§ **WHAT IS REQUIRED**: Could you extract every entry below and reproduce it exactly?

§ **DATA FOR THE TASK**:
****
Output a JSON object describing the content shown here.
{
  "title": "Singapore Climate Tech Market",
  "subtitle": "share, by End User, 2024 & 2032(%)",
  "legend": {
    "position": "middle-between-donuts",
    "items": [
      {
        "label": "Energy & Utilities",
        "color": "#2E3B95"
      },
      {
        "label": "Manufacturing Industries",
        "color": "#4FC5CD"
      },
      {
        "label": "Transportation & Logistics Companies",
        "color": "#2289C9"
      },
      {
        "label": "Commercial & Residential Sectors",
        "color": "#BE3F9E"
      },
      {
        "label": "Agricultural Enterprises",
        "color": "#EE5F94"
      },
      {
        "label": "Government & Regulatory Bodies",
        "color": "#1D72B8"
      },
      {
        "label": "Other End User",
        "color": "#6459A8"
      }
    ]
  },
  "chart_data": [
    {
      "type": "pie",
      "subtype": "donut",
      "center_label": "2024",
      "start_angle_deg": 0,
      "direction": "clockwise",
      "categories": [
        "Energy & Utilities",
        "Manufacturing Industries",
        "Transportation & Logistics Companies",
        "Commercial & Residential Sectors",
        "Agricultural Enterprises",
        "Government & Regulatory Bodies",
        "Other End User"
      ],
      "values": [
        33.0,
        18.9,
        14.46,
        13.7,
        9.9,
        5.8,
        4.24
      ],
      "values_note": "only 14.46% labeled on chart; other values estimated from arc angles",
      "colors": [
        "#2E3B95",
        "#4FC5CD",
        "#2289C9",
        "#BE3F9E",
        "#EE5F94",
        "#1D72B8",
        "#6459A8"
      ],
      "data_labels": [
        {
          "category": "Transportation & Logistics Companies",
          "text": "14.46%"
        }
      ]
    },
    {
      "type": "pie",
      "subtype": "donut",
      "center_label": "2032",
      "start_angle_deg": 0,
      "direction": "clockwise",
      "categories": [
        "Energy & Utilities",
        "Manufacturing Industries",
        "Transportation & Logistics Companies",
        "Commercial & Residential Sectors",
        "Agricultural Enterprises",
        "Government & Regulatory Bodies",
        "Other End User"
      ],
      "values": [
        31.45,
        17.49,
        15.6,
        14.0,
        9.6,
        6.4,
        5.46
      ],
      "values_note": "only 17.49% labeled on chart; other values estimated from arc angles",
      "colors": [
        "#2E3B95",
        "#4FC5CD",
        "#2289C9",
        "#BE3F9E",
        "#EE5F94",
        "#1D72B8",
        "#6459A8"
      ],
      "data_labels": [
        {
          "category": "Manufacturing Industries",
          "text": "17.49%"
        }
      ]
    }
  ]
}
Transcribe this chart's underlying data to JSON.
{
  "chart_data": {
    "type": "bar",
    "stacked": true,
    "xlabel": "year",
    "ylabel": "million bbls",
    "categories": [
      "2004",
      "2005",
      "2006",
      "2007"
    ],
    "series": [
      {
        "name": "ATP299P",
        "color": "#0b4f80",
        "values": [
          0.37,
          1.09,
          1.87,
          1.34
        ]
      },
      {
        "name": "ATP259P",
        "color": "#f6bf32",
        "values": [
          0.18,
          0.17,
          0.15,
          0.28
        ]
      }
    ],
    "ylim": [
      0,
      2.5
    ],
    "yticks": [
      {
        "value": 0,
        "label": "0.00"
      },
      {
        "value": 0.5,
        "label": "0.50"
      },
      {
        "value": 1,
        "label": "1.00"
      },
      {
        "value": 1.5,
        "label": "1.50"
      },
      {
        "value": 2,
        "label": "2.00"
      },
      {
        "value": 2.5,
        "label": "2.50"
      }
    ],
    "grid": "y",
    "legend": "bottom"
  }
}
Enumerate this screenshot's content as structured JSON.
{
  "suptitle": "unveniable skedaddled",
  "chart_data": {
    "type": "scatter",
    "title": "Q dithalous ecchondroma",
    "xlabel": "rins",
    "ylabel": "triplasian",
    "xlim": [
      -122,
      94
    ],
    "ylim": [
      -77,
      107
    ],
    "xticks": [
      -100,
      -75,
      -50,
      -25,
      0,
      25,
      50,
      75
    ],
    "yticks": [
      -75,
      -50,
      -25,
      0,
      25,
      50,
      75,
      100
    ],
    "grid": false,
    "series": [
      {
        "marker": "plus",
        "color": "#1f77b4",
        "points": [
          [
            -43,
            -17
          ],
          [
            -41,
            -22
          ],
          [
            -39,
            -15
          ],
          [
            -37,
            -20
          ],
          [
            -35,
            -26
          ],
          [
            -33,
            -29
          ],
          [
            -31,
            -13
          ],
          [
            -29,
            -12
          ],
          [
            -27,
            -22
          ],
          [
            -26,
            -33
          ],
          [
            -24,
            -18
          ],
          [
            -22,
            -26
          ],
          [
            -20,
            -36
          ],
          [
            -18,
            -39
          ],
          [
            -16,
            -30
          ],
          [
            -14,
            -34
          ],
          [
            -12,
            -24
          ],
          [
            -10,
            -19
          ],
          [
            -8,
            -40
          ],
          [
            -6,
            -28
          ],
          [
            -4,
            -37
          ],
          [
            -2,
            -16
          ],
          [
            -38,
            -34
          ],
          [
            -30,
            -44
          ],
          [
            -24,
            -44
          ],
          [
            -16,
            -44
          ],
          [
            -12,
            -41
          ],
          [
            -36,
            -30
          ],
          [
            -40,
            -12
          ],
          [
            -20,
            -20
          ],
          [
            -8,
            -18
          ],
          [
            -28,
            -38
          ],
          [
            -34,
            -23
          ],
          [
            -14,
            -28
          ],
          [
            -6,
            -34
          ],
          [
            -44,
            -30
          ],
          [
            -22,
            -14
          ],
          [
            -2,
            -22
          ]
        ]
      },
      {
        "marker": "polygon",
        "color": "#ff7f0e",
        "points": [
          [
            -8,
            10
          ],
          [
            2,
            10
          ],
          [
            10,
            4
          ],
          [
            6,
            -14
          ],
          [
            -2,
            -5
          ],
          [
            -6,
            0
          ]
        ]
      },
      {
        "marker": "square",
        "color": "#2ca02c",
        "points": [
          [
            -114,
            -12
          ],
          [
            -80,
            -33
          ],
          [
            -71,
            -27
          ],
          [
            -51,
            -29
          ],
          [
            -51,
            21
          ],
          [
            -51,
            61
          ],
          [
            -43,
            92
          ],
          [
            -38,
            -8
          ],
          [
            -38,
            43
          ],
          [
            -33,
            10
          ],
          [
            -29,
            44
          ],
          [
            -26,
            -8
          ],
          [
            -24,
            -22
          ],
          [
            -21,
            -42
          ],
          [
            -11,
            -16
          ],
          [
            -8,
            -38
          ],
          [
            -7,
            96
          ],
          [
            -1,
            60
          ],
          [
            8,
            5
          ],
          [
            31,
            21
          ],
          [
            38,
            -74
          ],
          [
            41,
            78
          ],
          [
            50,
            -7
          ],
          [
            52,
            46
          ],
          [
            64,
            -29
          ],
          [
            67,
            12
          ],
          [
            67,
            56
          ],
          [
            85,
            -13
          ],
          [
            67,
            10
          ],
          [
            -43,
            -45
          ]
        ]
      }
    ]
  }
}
****
§ **FULL SOLUTION**:
Output a JSON object describing the content shown here.
{
  "title": "Singapore Climate Tech Market",
  "subtitle": "share, by End User, 2024 & 2032(%)",
  "legend": {
    "position": "middle-between-donuts",
    "items": [
      {
        "label": "Energy & Utilities",
        "color": "#2E3B95"
      },
      {
        "label": "Manufacturing Industries",
        "color": "#4FC5CD"
      },
      {
        "label": "Transportation & Logistics Companies",
        "color": "#2289C9"
      },
      {
        "label": "Commercial & Residential Sectors",
        "color": "#BE3F9E"
      },
      {
        "label": "Agricultural Enterprises",
        "color": "#EE5F94"
      },
      {
        "label": "Government & Regulatory Bodies",
        "color": "#1D72B8"
      },
      {
        "label": "Other End User",
        "color": "#6459A8"
      }
    ]
  },
  "chart_data": [
    {
      "type": "pie",
      "subtype": "donut",
      "center_label": "2024",
      "start_angle_deg": 0,
      "direction": "clockwise",
      "categories": [
        "Energy & Utilities",
        "Manufacturing Industries",
        "Transportation & Logistics Companies",
        "Commercial & Residential Sectors",
        "Agricultural Enterprises",
        "Government & Regulatory Bodies",
        "Other End User"
      ],
      "values": [
        33.0,
        18.9,
        14.46,
        13.7,
        9.9,
        5.8,
        4.24
      ],
      "values_note": "only 14.46% labeled on chart; other values estimated from arc angles",
      "colors": [
        "#2E3B95",
        "#4FC5CD",
        "#2289C9",
        "#BE3F9E",
        "#EE5F94",
        "#1D72B8",
        "#6459A8"
      ],
      "data_labels": [
        {
          "category": "Transportation & Logistics Companies",
          "text": "14.46%"
        }
      ]
    },
    {
      "type": "pie",
      "subtype": "donut",
      "center_label": "2032",
      "start_angle_deg": 0,
      "direction": "clockwise",
      "categories": [
        "Energy & Utilities",
        "Manufacturing Industries",
        "Transportation & Logistics Companies",
        "Commercial & Residential Sectors",
        "Agricultural Enterprises",
        "Government & Regulatory Bodies",
        "Other End User"
      ],
      "values": [
        31.45,
        17.49,
        15.6,
        14.0,
        9.6,
        6.4,
        5.46
      ],
      "values_note": "only 17.49% labeled on chart; other values estimated from arc angles",
      "colors": [
        "#2E3B95",
        "#4FC5CD",
        "#2289C9",
        "#BE3F9E",
        "#EE5F94",
        "#1D72B8",
        "#6459A8"
      ],
      "data_labels": [
        {
          "category": "Manufacturing Industries",
          "text": "17.49%"
        }
      ]
    }
  ]
}
Transcribe this chart's underlying data to JSON.
{
  "chart_data": {
    "type": "bar",
    "stacked": true,
    "xlabel": "year",
    "ylabel": "million bbls",
    "categories": [
      "2004",
      "2005",
      "2006",
      "2007"
    ],
    "series": [
      {
        "name": "ATP299P",
        "color": "#0b4f80",
        "values": [
          0.37,
          1.09,
          1.87,
          1.34
        ]
      },
      {
        "name": "ATP259P",
        "color": "#f6bf32",
        "values": [
          0.18,
          0.17,
          0.15,
          0.28
        ]
      }
    ],
    "ylim": [
      0,
      2.5
    ],
    "yticks": [
      {
        "value": 0,
        "label": "0.00"
      },
      {
        "value": 0.5,
        "label": "0.50"
      },
      {
        "value": 1,
        "label": "1.00"
      },
      {
        "value": 1.5,
        "label": "1.50"
      },
      {
        "value": 2,
        "label": "2.00"
      },
      {
        "value": 2.5,
        "label": "2.50"
      }
    ],
    "grid": "y",
    "legend": "bottom"
  }
}
Enumerate this screenshot's content as structured JSON.
{
  "suptitle": "unveniable skedaddled",
  "chart_data": {
    "type": "scatter",
    "title": "Q dithalous ecchondroma",
    "xlabel": "rins",
    "ylabel": "triplasian",
    "xlim": [
      -122,
      94
    ],
    "ylim": [
      -77,
      107
    ],
    "xticks": [
      -100,
      -75,
      -50,
      -25,
      0,
      25,
      50,
      75
    ],
    "yticks": [
      -75,
      -50,
      -25,
      0,
      25,
      50,
      75,
      100
    ],
    "grid": false,
    "series": [
      {
        "marker": "plus",
        "color": "#1f77b4",
        "points": [
          [
            -43,
            -17
          ],
          [
            -41,
            -22
          ],
          [
            -39,
            -15
          ],
          [
            -37,
            -20
          ],
          [
            -35,
            -26
          ],
          [
            -33,
            -29
          ],
          [
            -31,
            -13
          ],
          [
            -29,
            -12
          ],
          [
            -27,
            -22
          ],
          [
            -26,
            -33
          ],
          [
            -24,
            -18
          ],
          [
            -22,
            -26
          ],
          [
            -20,
            -36
          ],
          [
            -18,
            -39
          ],
          [
            -16,
            -30
          ],
          [
            -14,
            -34
          ],
          [
            -12,
            -24
          ],
          [
            -10,
            -19
          ],
          [
            -8,
            -40
          ],
          [
            -6,
            -28
          ],
          [
            -4,
            -37
          ],
          [
            -2,
            -16
          ],
          [
            -38,
            -34
          ],
          [
            -30,
            -44
          ],
          [
            -24,
            -44
          ],
          [
            -16,
            -44
          ],
          [
            -12,
            -41
          ],
          [
            -36,
            -30
          ],
          [
            -40,
            -12
          ],
          [
            -20,
            -20
          ],
          [
            -8,
            -18
          ],
          [
            -28,
            -38
          ],
          [
            -34,
            -23
          ],
          [
            -14,
            -28
          ],
          [
            -6,
            -34
          ],
          [
            -44,
            -30
          ],
          [
            -22,
            -14
          ],
          [
            -2,
            -22
          ]
        ]
      },
      {
        "marker": "polygon",
        "color": "#ff7f0e",
        "points": [
          [
            -8,
            10
          ],
          [
            2,
            10
          ],
          [
            10,
            4
          ],
          [
            6,
            -14
          ],
          [
            -2,
            -5
          ],
          [
            -6,
            0
          ]
        ]
      },
      {
        "marker": "square",
        "color": "#2ca02c",
        "points": [
          [
            -114,
            -12
          ],
          [
            -80,
            -33
          ],
          [
            -71,
            -27
          ],
          [
            -51,
            -29
          ],
          [
            -51,
            21
          ],
          [
            -51,
            61
          ],
          [
            -43,
            92
          ],
          [
            -38,
            -8
          ],
          [
            -38,
            43
          ],
          [
            -33,
            10
          ],
          [
            -29,
            44
          ],
          [
            -26,
            -8
          ],
          [
            -24,
            -22
          ],
          [
            -21,
            -42
          ],
          [
            -11,
            -16
          ],
          [
            -8,
            -38
          ],
          [
            -7,
            96
          ],
          [
            -1,
            60
          ],
          [
            8,
            5
          ],
          [
            31,
            21
          ],
          [
            38,
            -74
          ],
          [
            41,
            78
          ],
          [
            50,
            -7
          ],
          [
            52,
            46
          ],
          [
            64,
            -29
          ],
          [
            67,
            12
          ],
          [
            67,
            56
          ],
          [
            85,
            -13
          ],
          [
            67,
            10
          ],
          [
            -43,
            -45
          ]
        ]
      }
    ]
  }
}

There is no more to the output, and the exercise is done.